TASK DIRECTIONS:
Report all lines of the data below that hold the word "from".

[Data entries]
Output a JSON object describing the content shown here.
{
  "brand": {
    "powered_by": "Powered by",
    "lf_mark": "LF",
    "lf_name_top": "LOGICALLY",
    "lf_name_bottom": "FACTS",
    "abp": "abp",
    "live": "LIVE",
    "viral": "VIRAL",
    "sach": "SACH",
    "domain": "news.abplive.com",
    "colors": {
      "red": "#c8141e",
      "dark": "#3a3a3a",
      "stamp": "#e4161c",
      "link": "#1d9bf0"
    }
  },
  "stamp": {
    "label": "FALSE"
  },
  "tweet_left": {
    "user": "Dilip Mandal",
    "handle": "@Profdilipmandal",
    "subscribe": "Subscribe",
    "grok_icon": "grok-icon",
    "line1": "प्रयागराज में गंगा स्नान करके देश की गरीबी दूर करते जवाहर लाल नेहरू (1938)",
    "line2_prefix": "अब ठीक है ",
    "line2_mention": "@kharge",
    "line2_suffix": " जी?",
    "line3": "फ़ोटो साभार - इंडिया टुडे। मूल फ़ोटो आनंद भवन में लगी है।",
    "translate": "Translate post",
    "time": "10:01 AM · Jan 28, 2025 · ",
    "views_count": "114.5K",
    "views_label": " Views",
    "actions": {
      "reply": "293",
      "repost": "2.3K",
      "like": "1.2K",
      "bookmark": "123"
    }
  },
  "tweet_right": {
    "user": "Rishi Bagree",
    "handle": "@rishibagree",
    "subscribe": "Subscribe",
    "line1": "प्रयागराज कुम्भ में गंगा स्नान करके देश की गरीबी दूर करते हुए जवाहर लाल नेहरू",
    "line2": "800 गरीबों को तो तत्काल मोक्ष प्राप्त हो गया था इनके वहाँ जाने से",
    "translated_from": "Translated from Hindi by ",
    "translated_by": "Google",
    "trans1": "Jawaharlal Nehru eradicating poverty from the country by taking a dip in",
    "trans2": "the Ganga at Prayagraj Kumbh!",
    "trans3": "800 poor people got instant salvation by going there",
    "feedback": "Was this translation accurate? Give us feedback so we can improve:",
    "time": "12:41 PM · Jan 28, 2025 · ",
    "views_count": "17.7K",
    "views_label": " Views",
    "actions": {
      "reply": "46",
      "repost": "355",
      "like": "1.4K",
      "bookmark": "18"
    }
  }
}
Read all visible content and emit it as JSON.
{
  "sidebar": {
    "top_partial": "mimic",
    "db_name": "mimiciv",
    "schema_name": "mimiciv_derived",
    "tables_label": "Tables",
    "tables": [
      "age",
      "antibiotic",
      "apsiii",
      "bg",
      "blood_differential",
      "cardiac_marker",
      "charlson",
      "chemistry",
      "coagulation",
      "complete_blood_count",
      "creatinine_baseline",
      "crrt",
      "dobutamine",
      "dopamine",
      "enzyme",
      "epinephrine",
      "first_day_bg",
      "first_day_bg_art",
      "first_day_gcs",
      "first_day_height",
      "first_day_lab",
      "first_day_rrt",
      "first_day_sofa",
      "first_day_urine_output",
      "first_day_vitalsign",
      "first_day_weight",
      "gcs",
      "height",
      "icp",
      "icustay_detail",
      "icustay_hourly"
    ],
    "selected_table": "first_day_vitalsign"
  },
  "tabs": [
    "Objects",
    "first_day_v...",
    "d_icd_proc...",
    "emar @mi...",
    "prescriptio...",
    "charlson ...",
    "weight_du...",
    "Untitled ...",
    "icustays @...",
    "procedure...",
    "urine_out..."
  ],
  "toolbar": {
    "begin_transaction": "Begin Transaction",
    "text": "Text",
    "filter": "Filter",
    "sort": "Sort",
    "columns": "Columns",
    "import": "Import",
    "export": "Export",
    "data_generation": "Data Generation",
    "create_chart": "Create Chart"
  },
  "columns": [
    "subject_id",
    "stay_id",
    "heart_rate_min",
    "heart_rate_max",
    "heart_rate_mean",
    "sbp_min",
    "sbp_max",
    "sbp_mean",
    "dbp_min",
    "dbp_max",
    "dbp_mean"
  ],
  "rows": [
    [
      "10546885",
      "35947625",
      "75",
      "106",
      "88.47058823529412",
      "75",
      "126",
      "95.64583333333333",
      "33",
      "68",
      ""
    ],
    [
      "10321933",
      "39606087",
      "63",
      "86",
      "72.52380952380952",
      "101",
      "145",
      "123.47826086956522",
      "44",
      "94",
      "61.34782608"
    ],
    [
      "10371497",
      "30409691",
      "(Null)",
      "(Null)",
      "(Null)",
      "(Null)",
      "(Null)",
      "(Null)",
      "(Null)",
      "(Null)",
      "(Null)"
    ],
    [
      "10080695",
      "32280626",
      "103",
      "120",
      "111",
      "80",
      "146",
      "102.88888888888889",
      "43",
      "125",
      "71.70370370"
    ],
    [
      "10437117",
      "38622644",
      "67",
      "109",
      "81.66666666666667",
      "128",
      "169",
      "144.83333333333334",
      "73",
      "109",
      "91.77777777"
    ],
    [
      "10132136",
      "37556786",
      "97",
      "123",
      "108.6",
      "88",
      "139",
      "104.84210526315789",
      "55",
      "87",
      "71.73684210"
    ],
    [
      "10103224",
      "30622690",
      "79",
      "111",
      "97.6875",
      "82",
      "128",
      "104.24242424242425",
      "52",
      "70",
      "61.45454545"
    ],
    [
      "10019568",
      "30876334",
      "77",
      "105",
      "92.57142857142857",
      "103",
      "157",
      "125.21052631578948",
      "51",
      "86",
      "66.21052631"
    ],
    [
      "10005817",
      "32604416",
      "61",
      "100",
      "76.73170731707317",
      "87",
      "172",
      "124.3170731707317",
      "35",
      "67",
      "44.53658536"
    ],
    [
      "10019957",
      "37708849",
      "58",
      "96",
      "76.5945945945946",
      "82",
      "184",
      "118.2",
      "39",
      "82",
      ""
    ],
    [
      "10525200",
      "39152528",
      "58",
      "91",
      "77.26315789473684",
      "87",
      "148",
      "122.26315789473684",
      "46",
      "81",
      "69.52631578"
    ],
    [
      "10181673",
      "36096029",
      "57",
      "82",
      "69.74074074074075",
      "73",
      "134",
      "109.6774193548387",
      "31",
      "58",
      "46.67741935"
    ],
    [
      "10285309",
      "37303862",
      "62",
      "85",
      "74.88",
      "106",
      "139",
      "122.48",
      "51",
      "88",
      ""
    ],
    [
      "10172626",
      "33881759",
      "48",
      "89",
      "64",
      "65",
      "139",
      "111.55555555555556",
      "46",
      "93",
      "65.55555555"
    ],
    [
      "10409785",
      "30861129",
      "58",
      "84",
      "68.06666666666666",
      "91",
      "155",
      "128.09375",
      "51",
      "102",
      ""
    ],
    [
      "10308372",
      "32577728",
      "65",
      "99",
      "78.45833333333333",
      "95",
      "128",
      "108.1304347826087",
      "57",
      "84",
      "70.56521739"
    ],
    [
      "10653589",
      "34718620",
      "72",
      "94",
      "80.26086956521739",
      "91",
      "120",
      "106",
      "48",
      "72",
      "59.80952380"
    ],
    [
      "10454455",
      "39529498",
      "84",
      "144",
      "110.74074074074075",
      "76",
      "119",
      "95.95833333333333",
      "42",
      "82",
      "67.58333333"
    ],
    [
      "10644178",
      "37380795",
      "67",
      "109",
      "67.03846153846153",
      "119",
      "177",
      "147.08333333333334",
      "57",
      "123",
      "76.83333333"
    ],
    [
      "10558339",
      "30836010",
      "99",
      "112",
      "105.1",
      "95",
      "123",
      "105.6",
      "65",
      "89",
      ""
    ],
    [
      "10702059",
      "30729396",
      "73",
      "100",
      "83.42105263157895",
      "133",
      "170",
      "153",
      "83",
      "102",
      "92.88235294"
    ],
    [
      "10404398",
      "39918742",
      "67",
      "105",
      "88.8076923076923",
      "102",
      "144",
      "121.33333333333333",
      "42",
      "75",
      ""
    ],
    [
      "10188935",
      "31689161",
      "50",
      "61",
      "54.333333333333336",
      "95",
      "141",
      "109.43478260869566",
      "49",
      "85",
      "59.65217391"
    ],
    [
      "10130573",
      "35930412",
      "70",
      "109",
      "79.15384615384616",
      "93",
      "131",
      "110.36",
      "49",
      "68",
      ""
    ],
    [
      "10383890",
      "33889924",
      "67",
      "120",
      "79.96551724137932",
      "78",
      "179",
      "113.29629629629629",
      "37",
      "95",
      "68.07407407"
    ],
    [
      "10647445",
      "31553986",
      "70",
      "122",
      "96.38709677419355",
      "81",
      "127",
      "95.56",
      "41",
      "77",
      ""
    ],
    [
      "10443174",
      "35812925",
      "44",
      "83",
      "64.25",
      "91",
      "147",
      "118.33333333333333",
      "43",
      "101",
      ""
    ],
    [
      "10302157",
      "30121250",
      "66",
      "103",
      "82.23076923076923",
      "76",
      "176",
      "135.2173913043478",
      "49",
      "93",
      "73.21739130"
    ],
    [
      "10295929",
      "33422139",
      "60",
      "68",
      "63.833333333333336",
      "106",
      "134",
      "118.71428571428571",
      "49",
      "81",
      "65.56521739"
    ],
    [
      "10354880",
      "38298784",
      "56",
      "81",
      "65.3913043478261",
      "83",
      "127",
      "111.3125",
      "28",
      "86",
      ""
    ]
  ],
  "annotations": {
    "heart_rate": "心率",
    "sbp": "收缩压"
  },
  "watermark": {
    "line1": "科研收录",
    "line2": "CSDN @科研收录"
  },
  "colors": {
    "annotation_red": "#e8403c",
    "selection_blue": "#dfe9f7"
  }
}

EXERCISE OUTPUT:
    "translated_from": "Translated from Hindi by ",
    "trans1": "Jawaharlal Nehru eradicating poverty from the country by taking a dip in",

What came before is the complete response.